• TASK PROMPT: Go through each line of the records below and count those with the word "punktering"; give only the total.

Stored records
--*--

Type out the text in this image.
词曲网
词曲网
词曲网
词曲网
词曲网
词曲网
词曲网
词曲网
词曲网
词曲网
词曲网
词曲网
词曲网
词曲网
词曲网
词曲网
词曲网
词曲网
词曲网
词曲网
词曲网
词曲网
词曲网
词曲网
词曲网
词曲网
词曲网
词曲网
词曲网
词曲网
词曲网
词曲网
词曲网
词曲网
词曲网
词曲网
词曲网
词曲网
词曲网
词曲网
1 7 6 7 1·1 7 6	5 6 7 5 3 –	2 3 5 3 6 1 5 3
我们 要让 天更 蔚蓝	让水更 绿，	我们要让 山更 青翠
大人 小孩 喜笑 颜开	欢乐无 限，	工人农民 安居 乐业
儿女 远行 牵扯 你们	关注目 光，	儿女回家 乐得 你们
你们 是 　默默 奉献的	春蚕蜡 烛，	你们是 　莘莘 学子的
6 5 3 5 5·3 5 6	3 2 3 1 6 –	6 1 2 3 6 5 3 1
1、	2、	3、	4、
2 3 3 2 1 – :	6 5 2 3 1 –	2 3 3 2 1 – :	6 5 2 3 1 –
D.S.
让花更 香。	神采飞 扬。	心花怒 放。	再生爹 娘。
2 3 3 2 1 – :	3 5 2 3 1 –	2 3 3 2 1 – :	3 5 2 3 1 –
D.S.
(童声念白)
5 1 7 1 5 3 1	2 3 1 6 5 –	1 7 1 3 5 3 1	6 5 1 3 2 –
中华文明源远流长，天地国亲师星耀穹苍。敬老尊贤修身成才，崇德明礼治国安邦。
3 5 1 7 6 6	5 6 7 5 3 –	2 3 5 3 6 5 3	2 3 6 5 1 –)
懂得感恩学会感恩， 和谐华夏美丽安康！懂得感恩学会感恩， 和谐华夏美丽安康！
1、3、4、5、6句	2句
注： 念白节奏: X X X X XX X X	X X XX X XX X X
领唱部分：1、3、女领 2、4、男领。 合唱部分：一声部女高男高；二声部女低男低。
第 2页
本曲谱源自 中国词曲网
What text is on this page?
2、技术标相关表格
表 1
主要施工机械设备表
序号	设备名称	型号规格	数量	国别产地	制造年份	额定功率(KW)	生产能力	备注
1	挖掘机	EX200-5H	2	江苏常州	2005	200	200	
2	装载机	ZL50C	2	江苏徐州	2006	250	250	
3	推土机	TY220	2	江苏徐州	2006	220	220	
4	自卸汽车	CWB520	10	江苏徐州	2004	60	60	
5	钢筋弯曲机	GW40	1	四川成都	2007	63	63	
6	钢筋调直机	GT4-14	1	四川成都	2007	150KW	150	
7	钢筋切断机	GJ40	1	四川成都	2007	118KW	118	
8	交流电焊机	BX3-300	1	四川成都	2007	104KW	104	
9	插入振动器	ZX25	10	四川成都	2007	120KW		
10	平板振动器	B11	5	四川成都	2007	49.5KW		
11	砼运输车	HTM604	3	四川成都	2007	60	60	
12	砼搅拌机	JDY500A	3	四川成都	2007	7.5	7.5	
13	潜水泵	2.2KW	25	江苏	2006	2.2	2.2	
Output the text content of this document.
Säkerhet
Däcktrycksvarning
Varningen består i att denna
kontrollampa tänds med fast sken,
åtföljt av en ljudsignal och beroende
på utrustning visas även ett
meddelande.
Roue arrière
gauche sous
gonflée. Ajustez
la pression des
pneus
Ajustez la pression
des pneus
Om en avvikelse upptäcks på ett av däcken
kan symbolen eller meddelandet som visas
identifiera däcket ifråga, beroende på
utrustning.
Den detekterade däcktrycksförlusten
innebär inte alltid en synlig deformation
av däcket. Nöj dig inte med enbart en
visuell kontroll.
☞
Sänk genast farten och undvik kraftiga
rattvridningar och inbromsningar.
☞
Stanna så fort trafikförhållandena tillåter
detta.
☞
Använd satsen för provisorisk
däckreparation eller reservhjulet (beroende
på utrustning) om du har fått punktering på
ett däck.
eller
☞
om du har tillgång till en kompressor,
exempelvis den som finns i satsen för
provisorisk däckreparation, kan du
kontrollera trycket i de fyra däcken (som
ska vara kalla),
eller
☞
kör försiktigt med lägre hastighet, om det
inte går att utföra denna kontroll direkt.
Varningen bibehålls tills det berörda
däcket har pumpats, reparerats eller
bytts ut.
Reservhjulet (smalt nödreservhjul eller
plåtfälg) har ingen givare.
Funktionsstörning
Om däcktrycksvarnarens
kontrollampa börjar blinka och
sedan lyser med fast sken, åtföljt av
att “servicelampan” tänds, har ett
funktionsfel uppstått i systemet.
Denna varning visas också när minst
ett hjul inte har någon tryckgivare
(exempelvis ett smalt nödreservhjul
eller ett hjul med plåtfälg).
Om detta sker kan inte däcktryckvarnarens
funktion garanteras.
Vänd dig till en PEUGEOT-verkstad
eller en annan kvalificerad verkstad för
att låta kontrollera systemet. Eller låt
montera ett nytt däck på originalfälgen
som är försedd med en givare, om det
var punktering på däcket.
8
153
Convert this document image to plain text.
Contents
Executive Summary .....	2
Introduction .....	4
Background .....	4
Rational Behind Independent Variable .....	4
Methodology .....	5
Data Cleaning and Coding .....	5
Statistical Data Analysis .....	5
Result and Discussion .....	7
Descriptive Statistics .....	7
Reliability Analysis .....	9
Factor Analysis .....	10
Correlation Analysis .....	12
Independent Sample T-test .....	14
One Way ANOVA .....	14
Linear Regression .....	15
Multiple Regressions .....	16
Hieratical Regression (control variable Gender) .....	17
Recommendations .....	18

--*--

• OUTPUT: 2